**What the exercise asks**
Arrange the lines starting at the one containing "Itemize the components" and ending at the one containing "Text: 66900: 66900: [378, 215, 404, 224]" as a two-column CSV with the columns "prompt" and "response". Give one row per request, with its text and its answer each in a single quoted field, turn line breaks into spaces, and leave the pictures out.

**Information provided**
----------------------------------------

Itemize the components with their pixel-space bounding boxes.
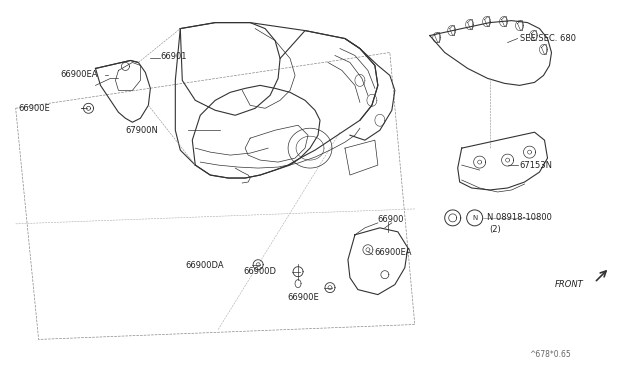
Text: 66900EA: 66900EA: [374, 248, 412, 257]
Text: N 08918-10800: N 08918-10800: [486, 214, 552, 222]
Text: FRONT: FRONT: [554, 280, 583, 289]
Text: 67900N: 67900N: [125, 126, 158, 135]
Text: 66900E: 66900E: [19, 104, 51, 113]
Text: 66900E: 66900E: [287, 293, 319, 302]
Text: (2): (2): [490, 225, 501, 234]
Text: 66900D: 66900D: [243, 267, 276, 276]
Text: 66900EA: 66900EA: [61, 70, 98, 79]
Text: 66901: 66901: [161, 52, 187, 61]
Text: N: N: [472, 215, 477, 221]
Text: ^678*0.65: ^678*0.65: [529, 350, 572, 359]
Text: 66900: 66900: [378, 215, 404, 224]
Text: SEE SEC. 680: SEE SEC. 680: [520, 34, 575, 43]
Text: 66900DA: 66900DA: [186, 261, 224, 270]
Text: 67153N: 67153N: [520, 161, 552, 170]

----------------------------------------

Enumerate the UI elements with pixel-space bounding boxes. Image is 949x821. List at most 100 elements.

----------------------------------------

**Finished answer**
prompt,response
"Itemize the components with their pixel-space bounding boxes.","Text: 66900EA: 66900EA: [374, 248, 412, 257] Text: N 08918-10800: N 08918-10800: [486, 214, 552, 222] Text: FRONT: FRONT: [554, 280, 583, 289] Text: 67900N: 67900N: [125, 126, 158, 135] Text: 66900E: 66900E: [19, 104, 51, 113] Text: 66900E: 66900E: [287, 293, 319, 302] Text: (2): (2): [490, 225, 501, 234] Text: 66900D: 66900D: [243, 267, 276, 276] Text: 66900EA: 66900EA: [61, 70, 98, 79] Text: 66901: 66901: [161, 52, 187, 61] Text: N: N: [472, 215, 477, 221] Text: ^678*0.65: ^678*0.65: [529, 350, 572, 359] Text: 66900: 66900: [378, 215, 404, 224]"